↓

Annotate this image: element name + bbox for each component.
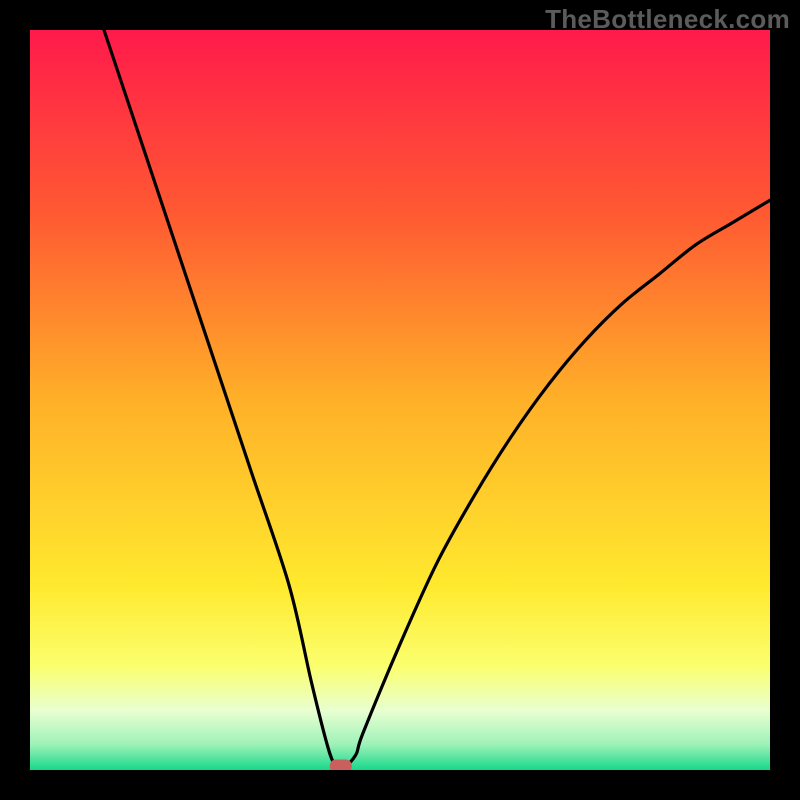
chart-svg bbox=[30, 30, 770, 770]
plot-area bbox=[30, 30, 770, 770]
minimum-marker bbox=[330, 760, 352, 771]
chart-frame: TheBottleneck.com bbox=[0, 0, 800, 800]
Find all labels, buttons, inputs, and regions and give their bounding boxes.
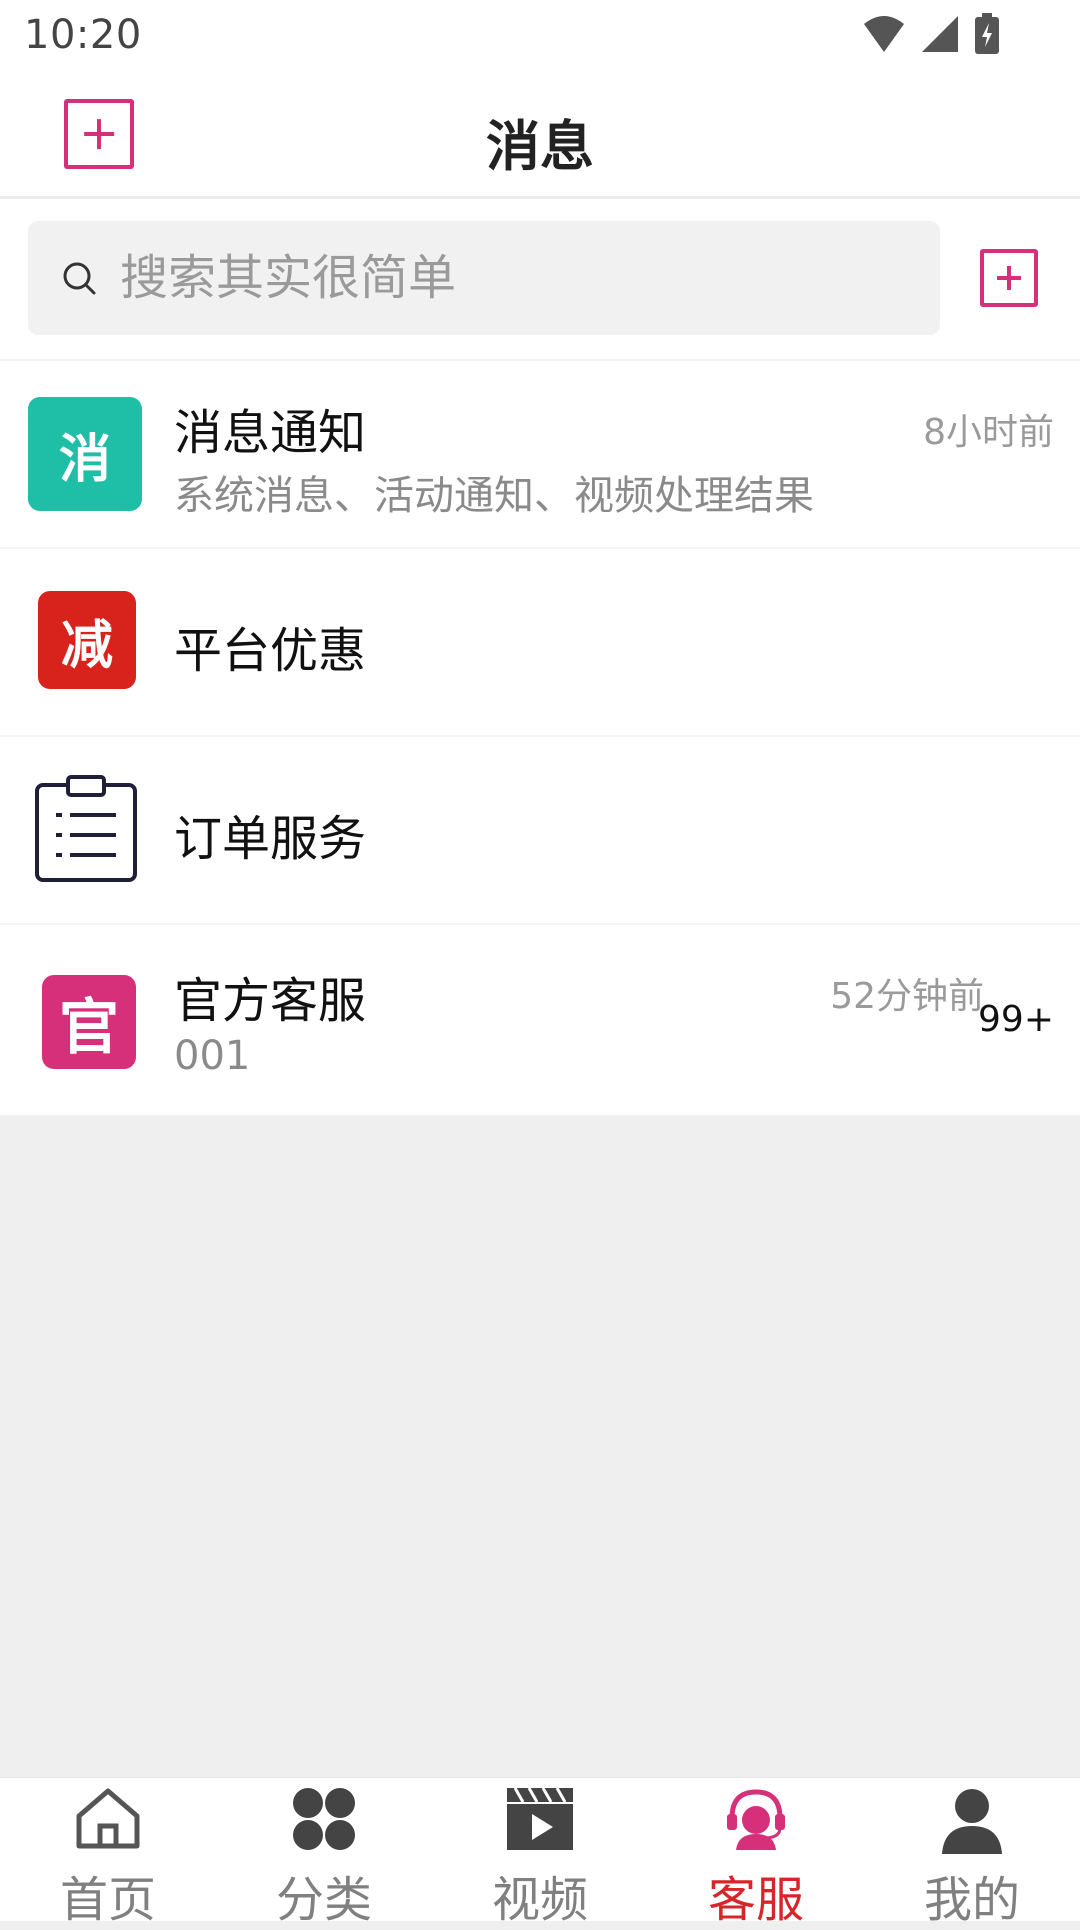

↑

#### The exercise
Copy every line of the records above word for word, and leave the pictures out of your copy.

#### Solution to this task
Annotate this image: element name + bbox for each component.
chart-svg bbox=[30, 30, 770, 770]
plot-area bbox=[30, 30, 770, 770]
minimum-marker bbox=[330, 760, 352, 771]
chart-frame: TheBottleneck.com bbox=[0, 0, 800, 800]
Find all labels, buttons, inputs, and regions and give their bounding boxes.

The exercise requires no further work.